> [Prompt]:
In the lines below, find how many contain the word "Wang" and report that figure alone.

[Records from a data collection]
begin

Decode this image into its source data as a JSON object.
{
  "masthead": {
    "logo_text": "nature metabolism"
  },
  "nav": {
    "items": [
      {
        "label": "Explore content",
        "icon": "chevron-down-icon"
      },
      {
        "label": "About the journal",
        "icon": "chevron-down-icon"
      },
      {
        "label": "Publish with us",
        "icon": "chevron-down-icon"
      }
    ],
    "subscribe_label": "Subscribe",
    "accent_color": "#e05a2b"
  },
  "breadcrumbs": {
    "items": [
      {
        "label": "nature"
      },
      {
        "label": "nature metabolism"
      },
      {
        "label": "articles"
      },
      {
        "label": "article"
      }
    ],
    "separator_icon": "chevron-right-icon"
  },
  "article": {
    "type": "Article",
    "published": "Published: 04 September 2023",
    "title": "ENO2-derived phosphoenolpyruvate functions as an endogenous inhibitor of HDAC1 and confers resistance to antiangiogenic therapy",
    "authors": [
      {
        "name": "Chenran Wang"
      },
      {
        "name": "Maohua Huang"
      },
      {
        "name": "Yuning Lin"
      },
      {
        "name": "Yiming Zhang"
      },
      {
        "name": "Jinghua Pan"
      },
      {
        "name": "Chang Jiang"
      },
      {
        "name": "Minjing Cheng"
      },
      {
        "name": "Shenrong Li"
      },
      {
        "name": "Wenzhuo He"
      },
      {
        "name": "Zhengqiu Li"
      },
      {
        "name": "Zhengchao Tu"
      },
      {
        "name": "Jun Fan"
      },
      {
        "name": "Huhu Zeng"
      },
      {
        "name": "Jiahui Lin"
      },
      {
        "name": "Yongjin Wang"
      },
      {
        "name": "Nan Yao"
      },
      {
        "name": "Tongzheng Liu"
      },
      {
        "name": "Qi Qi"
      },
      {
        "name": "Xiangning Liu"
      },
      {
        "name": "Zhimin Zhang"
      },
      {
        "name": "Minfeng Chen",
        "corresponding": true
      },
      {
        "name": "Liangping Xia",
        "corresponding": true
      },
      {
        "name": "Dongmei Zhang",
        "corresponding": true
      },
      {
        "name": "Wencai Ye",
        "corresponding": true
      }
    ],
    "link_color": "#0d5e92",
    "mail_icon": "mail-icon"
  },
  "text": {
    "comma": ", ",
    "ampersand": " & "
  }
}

end

> [Result]:
2